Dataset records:
· · · ·

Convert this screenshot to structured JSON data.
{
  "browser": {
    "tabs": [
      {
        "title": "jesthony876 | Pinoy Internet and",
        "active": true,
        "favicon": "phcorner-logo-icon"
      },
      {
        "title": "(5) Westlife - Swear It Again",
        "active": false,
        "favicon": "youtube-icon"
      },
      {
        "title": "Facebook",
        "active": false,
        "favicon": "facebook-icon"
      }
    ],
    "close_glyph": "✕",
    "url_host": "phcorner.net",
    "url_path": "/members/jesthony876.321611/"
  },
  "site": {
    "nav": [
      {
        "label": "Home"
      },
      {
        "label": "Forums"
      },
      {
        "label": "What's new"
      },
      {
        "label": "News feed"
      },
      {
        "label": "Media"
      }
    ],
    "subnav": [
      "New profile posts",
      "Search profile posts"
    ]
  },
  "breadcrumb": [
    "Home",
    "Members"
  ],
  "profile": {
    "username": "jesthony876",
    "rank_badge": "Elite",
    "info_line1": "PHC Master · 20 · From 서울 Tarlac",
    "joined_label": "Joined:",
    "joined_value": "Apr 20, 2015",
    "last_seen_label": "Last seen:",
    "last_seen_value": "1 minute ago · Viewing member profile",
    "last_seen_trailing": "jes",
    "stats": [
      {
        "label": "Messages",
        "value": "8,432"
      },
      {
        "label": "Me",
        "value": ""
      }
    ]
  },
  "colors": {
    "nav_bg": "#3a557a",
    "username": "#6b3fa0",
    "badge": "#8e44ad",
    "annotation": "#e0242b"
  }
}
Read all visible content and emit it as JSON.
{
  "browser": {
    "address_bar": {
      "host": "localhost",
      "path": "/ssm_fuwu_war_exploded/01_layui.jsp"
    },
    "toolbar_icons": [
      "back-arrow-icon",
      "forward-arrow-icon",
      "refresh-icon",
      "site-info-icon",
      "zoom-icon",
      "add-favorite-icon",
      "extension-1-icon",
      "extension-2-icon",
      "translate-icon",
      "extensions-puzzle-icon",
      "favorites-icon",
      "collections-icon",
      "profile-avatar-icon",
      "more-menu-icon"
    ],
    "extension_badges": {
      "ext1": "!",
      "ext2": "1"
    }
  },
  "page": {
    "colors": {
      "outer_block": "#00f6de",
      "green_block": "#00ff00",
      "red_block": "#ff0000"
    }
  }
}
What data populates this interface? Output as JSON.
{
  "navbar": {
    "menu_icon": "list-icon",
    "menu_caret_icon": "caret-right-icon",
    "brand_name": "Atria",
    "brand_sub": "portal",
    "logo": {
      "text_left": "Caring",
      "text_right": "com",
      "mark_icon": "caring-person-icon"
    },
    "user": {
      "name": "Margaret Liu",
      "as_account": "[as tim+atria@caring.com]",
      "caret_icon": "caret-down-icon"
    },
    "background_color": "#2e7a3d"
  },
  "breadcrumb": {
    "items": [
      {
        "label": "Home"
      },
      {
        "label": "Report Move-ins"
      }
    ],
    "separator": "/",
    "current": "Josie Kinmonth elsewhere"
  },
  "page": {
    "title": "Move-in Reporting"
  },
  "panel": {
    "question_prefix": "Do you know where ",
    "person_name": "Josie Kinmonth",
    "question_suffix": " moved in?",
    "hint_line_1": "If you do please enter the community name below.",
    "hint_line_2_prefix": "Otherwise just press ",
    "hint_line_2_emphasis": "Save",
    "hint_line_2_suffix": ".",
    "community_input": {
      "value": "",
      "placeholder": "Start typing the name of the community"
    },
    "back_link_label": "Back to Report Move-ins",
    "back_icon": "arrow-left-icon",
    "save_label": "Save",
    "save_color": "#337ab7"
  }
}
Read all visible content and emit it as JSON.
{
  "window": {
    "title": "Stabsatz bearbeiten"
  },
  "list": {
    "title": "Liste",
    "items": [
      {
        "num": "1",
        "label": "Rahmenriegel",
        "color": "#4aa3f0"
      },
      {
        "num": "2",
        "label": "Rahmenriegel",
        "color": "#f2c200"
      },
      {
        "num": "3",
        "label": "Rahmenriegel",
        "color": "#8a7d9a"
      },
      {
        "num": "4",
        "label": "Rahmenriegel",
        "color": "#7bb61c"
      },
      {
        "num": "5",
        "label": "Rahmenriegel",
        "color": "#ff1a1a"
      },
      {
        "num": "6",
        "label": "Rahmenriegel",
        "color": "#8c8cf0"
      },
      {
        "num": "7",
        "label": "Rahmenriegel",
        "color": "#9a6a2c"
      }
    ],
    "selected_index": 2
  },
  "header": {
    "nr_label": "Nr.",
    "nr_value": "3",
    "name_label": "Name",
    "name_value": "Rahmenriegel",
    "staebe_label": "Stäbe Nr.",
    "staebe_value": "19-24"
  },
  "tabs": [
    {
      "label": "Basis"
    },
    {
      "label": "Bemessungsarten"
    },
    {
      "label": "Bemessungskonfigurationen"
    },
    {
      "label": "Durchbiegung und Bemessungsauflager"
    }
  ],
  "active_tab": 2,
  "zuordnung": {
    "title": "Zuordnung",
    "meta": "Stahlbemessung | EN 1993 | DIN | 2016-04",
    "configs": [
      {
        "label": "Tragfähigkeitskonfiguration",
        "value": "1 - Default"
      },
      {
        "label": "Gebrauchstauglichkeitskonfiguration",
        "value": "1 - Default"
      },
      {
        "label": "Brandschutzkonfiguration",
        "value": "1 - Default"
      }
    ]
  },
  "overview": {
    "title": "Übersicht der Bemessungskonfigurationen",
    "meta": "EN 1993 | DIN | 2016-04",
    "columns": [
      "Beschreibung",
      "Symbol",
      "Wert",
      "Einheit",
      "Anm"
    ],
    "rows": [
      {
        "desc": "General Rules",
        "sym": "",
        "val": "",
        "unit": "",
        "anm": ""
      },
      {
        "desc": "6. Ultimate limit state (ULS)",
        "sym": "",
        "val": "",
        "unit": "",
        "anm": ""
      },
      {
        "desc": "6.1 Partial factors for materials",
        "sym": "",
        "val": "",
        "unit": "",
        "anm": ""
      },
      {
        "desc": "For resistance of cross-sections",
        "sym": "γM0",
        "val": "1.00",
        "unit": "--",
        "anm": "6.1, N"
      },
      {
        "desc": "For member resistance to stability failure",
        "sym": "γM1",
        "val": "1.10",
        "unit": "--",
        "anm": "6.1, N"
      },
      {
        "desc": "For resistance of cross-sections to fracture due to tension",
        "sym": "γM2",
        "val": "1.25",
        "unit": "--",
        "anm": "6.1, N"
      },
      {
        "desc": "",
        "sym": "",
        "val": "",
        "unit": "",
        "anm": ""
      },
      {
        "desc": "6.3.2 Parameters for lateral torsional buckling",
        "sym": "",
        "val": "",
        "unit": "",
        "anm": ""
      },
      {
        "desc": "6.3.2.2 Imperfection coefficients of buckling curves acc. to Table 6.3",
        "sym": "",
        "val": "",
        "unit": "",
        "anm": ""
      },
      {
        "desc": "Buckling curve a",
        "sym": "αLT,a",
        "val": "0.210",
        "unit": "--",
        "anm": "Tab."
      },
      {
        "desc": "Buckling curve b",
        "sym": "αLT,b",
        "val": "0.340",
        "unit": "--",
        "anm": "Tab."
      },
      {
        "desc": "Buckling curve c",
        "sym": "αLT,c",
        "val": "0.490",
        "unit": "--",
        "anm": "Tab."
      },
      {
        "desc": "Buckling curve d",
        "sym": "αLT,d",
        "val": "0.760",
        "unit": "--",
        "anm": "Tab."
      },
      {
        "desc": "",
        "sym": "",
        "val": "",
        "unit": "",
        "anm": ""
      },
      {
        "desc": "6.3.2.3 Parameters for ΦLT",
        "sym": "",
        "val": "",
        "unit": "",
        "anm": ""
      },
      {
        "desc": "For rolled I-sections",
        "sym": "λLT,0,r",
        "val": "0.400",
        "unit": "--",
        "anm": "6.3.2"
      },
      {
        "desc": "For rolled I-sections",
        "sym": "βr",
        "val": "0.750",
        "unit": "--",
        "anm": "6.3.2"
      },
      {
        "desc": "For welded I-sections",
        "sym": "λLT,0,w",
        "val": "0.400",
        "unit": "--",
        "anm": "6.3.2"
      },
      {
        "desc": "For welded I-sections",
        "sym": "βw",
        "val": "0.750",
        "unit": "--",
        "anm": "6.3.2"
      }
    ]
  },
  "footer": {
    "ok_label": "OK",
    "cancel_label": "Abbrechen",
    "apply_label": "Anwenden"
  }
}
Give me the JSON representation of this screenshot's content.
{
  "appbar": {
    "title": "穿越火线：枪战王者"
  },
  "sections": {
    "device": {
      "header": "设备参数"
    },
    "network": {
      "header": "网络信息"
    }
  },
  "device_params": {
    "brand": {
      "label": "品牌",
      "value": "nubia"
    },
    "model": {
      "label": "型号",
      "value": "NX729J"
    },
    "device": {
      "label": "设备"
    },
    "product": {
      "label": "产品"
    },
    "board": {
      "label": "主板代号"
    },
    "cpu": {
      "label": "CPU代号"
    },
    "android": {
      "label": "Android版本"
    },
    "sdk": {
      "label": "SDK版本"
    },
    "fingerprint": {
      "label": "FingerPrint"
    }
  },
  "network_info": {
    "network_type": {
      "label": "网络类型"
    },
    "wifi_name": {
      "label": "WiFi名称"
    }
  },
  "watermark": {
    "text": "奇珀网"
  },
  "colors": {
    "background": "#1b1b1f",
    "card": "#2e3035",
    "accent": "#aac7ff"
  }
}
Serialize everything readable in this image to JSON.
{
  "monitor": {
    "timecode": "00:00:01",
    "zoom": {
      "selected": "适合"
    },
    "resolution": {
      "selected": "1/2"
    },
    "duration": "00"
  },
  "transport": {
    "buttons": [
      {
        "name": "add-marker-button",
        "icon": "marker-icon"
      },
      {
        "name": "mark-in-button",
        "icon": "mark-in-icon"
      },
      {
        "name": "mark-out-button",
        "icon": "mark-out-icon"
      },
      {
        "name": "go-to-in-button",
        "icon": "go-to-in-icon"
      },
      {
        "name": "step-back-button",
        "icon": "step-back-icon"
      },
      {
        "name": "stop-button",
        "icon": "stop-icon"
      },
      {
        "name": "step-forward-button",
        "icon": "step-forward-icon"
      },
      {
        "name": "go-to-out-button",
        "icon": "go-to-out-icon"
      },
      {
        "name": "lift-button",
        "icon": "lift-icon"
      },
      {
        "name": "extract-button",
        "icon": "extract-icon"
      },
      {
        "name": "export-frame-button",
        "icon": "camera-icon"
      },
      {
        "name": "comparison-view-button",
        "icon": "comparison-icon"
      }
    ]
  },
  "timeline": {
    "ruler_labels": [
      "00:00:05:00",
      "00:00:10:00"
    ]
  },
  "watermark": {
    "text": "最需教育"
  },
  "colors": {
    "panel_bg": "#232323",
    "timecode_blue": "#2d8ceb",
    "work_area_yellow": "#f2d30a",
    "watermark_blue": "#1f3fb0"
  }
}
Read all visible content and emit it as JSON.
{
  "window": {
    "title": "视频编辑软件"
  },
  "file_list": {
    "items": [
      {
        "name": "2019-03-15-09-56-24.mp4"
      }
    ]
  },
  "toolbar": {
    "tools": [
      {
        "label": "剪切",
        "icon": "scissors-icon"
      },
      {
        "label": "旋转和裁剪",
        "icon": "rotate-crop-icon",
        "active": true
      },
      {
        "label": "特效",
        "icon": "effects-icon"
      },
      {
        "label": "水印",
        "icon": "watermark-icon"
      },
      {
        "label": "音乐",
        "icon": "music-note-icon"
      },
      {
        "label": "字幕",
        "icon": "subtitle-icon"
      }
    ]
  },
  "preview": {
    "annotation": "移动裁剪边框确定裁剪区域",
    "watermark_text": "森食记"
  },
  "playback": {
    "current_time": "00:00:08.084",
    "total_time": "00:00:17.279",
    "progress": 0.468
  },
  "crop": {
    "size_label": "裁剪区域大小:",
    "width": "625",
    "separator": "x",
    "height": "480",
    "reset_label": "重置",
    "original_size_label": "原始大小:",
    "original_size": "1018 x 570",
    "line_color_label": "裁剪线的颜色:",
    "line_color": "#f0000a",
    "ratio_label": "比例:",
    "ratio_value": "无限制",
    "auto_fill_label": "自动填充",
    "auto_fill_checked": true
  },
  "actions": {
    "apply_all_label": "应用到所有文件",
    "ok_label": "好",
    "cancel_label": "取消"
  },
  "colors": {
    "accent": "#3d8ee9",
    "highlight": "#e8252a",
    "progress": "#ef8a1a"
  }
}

· · · ·

WHAT YOU NEED TO DO: In the material above, find the lines that contain "Josie" and show them.

THE OUTPUT:
    "current": "Josie Kinmonth elsewhere"
    "person_name": "Josie Kinmonth",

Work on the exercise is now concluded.